The task: Output an exact reproduction of the data.

** start Data provided **

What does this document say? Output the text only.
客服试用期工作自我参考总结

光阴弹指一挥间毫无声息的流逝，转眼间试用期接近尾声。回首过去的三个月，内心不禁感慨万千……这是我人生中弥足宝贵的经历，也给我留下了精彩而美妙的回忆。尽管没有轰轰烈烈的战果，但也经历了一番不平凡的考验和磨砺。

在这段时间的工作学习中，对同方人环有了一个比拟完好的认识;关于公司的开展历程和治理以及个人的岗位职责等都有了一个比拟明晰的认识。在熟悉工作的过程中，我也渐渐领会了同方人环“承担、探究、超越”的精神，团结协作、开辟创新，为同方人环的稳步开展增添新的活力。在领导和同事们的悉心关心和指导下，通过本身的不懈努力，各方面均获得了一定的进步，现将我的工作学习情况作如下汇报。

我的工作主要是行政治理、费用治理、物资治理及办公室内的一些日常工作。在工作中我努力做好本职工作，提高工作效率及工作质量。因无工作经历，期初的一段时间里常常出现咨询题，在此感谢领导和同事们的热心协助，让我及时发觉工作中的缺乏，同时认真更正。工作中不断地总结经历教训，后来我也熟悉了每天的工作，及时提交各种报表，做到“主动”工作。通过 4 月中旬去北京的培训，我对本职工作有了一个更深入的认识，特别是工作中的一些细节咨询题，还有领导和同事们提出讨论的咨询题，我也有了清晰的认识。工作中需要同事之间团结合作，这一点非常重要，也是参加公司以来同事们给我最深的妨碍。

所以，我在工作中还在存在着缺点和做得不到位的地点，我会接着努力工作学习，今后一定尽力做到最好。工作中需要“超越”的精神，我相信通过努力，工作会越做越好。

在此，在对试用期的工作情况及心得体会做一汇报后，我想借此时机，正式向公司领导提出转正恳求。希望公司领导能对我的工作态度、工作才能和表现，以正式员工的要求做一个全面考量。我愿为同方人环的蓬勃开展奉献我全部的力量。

** end Data provided **

Full solution:
What does this document say? Output the text only.
客服试用期工作自我参考总结

光阴弹指一挥间毫无声息的流逝，转眼间试用期接近尾声。回首过去的三个月，内心不禁感慨万千……这是我人生中弥足宝贵的经历，也给我留下了精彩而美妙的回忆。尽管没有轰轰烈烈的战果，但也经历了一番不平凡的考验和磨砺。

在这段时间的工作学习中，对同方人环有了一个比拟完好的认识;关于公司的开展历程和治理以及个人的岗位职责等都有了一个比拟明晰的认识。在熟悉工作的过程中，我也渐渐领会了同方人环“承担、探究、超越”的精神，团结协作、开辟创新，为同方人环的稳步开展增添新的活力。在领导和同事们的悉心关心和指导下，通过本身的不懈努力，各方面均获得了一定的进步，现将我的工作学习情况作如下汇报。

我的工作主要是行政治理、费用治理、物资治理及办公室内的一些日常工作。在工作中我努力做好本职工作，提高工作效率及工作质量。因无工作经历，期初的一段时间里常常出现咨询题，在此感谢领导和同事们的热心协助，让我及时发觉工作中的缺乏，同时认真更正。工作中不断地总结经历教训，后来我也熟悉了每天的工作，及时提交各种报表，做到“主动”工作。通过 4 月中旬去北京的培训，我对本职工作有了一个更深入的认识，特别是工作中的一些细节咨询题，还有领导和同事们提出讨论的咨询题，我也有了清晰的认识。工作中需要同事之间团结合作，这一点非常重要，也是参加公司以来同事们给我最深的妨碍。

所以，我在工作中还在存在着缺点和做得不到位的地点，我会接着努力工作学习，今后一定尽力做到最好。工作中需要“超越”的精神，我相信通过努力，工作会越做越好。

在此，在对试用期的工作情况及心得体会做一汇报后，我想借此时机，正式向公司领导提出转正恳求。希望公司领导能对我的工作态度、工作才能和表现，以正式员工的要求做一个全面考量。我愿为同方人环的蓬勃开展奉献我全部的力量。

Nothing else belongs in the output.